*** 所给材料
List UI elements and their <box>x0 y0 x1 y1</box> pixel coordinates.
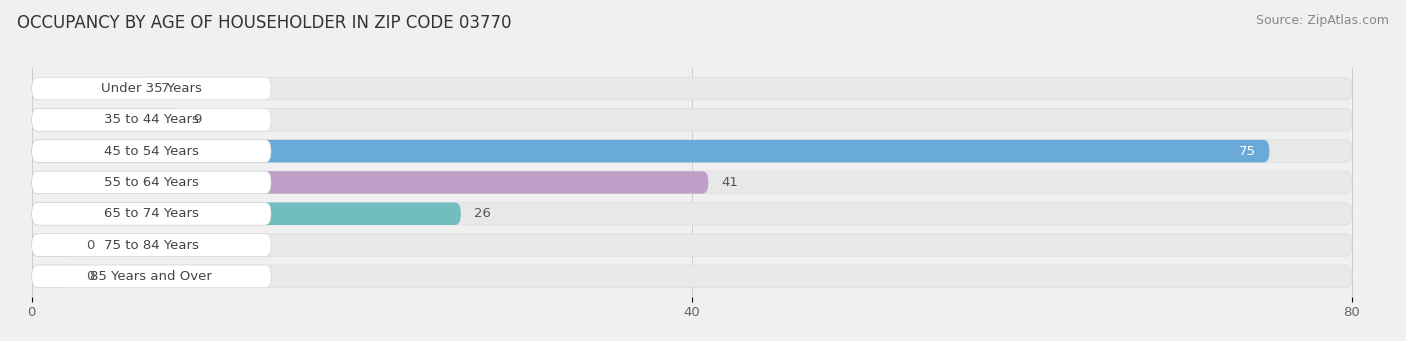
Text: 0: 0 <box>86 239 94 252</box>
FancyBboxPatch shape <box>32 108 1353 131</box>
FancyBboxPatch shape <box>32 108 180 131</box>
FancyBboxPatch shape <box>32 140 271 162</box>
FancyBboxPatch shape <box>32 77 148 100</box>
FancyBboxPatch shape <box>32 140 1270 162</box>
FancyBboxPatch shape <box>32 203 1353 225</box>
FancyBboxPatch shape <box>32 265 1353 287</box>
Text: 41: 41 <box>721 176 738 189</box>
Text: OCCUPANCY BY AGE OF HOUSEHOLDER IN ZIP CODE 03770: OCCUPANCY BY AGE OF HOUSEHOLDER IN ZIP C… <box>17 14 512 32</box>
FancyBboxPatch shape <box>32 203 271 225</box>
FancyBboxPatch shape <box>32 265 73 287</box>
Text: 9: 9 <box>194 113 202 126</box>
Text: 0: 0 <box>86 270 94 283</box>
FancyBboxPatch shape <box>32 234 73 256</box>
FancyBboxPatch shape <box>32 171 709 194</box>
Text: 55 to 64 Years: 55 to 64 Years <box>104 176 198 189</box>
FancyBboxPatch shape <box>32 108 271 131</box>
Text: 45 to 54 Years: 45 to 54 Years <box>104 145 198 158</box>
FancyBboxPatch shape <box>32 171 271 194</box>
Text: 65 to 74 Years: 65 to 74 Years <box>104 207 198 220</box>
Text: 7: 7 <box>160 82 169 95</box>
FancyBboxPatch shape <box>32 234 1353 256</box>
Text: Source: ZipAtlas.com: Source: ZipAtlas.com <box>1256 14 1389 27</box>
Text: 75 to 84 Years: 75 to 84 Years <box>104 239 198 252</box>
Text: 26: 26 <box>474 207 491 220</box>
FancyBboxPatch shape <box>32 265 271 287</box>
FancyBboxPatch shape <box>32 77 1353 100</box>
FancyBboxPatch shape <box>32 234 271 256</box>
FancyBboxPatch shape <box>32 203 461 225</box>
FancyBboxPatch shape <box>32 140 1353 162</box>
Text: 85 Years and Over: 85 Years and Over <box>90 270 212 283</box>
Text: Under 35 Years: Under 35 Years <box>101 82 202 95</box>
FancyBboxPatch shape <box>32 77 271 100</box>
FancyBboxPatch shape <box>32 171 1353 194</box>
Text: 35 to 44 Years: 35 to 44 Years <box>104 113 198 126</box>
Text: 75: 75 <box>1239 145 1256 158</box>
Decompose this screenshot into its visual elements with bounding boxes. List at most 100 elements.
******
*** 所给材料
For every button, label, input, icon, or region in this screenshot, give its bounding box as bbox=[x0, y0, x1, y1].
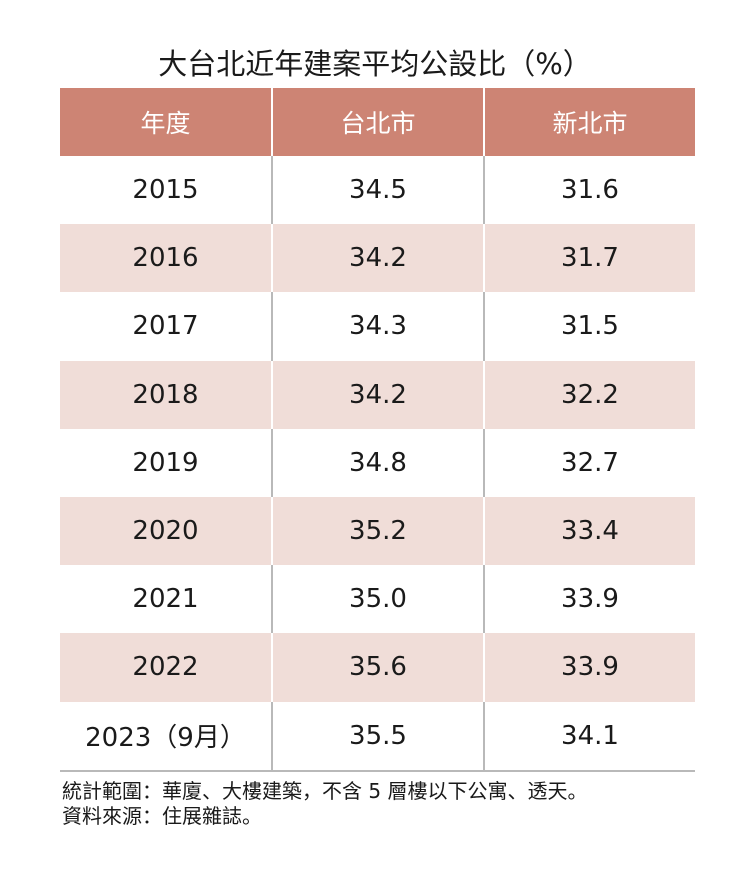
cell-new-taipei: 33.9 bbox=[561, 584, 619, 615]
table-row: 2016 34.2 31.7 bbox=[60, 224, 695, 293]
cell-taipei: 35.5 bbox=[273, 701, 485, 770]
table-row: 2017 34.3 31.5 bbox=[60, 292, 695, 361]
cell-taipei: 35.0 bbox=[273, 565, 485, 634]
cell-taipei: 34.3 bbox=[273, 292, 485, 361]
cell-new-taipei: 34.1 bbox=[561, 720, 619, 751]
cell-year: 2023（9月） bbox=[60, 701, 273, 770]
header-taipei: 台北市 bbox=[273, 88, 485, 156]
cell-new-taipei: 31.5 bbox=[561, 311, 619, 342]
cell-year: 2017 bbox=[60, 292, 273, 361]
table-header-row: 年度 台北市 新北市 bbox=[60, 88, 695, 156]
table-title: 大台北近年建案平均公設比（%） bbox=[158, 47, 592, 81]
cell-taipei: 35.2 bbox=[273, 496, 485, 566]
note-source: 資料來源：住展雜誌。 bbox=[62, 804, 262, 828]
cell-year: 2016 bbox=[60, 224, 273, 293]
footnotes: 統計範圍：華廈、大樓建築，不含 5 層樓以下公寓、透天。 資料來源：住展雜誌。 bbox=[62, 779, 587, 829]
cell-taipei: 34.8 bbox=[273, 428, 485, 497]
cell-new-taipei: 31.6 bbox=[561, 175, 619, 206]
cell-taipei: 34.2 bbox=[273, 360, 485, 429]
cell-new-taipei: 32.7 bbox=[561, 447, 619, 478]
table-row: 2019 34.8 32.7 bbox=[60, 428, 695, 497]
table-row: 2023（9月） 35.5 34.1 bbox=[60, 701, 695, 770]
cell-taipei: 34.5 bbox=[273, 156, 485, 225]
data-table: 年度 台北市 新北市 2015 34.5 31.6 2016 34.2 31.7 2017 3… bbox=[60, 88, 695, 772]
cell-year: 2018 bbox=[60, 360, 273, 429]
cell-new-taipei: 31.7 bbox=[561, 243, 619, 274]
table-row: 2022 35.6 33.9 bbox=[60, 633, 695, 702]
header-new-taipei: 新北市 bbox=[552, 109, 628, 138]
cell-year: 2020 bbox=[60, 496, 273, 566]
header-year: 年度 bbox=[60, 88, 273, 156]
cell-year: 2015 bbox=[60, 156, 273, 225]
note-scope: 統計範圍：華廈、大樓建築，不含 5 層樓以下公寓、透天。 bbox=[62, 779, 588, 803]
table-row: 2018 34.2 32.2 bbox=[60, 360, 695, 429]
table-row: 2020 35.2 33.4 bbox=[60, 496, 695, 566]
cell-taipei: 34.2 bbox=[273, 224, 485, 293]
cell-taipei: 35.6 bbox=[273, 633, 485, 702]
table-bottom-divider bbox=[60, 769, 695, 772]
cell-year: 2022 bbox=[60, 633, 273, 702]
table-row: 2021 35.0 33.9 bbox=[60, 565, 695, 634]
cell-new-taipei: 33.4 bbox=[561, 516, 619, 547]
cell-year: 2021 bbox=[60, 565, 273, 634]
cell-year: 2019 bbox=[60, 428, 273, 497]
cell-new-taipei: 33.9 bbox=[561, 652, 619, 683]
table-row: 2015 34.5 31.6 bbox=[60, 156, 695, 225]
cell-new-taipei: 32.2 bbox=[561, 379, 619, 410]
******
• 题目要求
从清单中含有“Text: 0: 0 <box>86 239 94 252</box>”的那一行开始，一直到含有“FancyBboxPatch shape <box>32 171 709”的那一行，把这些行照原样抄写出来，首尾两行都要包括。

• 练习结果
Text: 0: 0 <box>86 239 94 252</box>
FancyBboxPatch shape <box>32 108 1353 131</box>
FancyBboxPatch shape <box>32 108 180 131</box>
FancyBboxPatch shape <box>32 140 271 162</box>
FancyBboxPatch shape <box>32 77 148 100</box>
FancyBboxPatch shape <box>32 140 1270 162</box>
FancyBboxPatch shape <box>32 203 1353 225</box>
FancyBboxPatch shape <box>32 265 1353 287</box>
Text: 41: 41 <box>721 176 738 189</box>
Text: OCCUPANCY BY AGE OF HOUSEHOLDER IN ZIP CODE 03770: OCCUPANCY BY AGE OF HOUSEHOLDER IN ZIP C… <box>17 14 512 32</box>
FancyBboxPatch shape <box>32 203 271 225</box>
FancyBboxPatch shape <box>32 265 73 287</box>
Text: 9: 9 <box>194 113 202 126</box>
Text: 0: 0 <box>86 270 94 283</box>
FancyBboxPatch shape <box>32 234 73 256</box>
FancyBboxPatch shape <box>32 171 709 194</box>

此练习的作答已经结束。